— Exercise task —
Retype all material exactly. Pictures stay out of the copy.

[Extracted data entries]
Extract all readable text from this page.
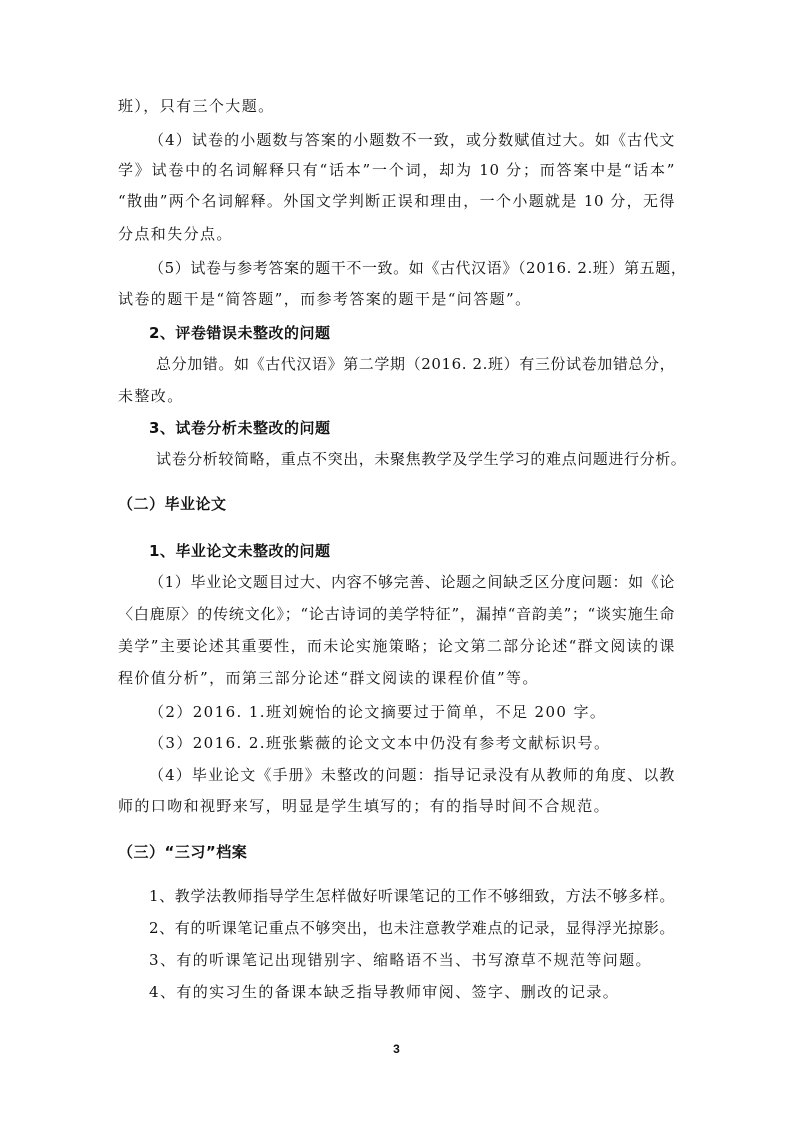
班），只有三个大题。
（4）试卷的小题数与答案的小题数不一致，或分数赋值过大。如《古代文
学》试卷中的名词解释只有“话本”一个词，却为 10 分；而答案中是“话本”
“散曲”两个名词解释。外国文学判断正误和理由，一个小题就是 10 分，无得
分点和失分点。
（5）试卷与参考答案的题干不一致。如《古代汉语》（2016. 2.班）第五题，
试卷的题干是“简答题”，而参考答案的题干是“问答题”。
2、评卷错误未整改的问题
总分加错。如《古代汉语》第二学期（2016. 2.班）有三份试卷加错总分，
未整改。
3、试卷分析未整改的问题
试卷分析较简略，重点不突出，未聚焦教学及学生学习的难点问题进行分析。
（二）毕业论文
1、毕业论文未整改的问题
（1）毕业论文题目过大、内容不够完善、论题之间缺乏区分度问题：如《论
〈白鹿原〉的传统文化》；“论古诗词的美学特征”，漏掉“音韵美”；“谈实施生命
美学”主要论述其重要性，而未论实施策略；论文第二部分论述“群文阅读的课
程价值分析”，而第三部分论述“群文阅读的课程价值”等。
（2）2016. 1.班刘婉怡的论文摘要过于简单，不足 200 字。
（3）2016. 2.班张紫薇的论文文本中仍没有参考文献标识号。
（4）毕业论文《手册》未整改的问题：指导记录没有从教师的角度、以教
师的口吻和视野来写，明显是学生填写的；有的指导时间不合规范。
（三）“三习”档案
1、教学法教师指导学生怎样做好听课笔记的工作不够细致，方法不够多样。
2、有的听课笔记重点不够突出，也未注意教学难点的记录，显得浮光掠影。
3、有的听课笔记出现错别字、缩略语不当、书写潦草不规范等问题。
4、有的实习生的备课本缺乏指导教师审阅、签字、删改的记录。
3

— The answer —
Extract all readable text from this page.
班），只有三个大题。
（4）试卷的小题数与答案的小题数不一致，或分数赋值过大。如《古代文
学》试卷中的名词解释只有“话本”一个词，却为 10 分；而答案中是“话本”
“散曲”两个名词解释。外国文学判断正误和理由，一个小题就是 10 分，无得
分点和失分点。
（5）试卷与参考答案的题干不一致。如《古代汉语》（2016. 2.班）第五题，
试卷的题干是“简答题”，而参考答案的题干是“问答题”。
2、评卷错误未整改的问题
总分加错。如《古代汉语》第二学期（2016. 2.班）有三份试卷加错总分，
未整改。
3、试卷分析未整改的问题
试卷分析较简略，重点不突出，未聚焦教学及学生学习的难点问题进行分析。
（二）毕业论文
1、毕业论文未整改的问题
（1）毕业论文题目过大、内容不够完善、论题之间缺乏区分度问题：如《论
〈白鹿原〉的传统文化》；“论古诗词的美学特征”，漏掉“音韵美”；“谈实施生命
美学”主要论述其重要性，而未论实施策略；论文第二部分论述“群文阅读的课
程价值分析”，而第三部分论述“群文阅读的课程价值”等。
（2）2016. 1.班刘婉怡的论文摘要过于简单，不足 200 字。
（3）2016. 2.班张紫薇的论文文本中仍没有参考文献标识号。
（4）毕业论文《手册》未整改的问题：指导记录没有从教师的角度、以教
师的口吻和视野来写，明显是学生填写的；有的指导时间不合规范。
（三）“三习”档案
1、教学法教师指导学生怎样做好听课笔记的工作不够细致，方法不够多样。
2、有的听课笔记重点不够突出，也未注意教学难点的记录，显得浮光掠影。
3、有的听课笔记出现错别字、缩略语不当、书写潦草不规范等问题。
4、有的实习生的备课本缺乏指导教师审阅、签字、删改的记录。
3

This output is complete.